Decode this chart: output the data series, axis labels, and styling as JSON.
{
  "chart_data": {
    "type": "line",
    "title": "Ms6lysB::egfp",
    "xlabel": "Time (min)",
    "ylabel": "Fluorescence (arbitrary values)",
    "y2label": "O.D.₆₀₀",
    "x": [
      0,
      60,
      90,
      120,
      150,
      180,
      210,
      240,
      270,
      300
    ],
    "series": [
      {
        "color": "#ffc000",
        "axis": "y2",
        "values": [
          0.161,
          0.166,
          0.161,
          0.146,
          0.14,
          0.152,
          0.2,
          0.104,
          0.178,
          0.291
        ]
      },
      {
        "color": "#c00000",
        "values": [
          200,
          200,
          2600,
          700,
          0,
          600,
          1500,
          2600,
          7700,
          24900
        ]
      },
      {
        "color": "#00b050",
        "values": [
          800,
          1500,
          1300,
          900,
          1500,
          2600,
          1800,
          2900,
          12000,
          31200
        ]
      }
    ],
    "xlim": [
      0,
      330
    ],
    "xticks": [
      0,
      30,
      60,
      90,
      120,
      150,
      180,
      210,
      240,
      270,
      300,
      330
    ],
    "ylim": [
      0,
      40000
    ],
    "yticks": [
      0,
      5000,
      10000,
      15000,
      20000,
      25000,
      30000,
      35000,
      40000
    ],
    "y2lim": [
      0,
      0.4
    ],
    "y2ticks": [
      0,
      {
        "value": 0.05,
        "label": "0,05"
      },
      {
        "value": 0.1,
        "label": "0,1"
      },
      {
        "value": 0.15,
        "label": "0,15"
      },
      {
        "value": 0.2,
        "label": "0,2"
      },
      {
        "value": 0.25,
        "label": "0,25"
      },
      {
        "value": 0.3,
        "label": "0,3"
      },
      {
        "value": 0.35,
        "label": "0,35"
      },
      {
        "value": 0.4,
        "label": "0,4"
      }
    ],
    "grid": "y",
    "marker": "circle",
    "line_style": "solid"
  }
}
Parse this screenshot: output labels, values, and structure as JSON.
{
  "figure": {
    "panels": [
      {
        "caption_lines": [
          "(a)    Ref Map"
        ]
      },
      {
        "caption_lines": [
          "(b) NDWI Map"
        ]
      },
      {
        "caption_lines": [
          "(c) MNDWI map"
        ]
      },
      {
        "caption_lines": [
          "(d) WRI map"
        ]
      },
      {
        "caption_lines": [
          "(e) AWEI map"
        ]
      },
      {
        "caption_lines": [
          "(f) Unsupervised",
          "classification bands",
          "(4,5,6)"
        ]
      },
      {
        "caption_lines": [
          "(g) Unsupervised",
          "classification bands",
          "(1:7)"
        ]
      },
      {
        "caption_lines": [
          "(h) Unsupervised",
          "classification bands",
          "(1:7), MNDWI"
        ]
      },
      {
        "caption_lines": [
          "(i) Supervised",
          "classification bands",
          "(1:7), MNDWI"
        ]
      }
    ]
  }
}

[EXERCISE]: Copy every line of the listing where the word "axis" appears.

[SOLUTION TO THIS EXERCISE]:
Decode this chart: output the data series, axis labels, and styling as JSON.
        "axis": "y2",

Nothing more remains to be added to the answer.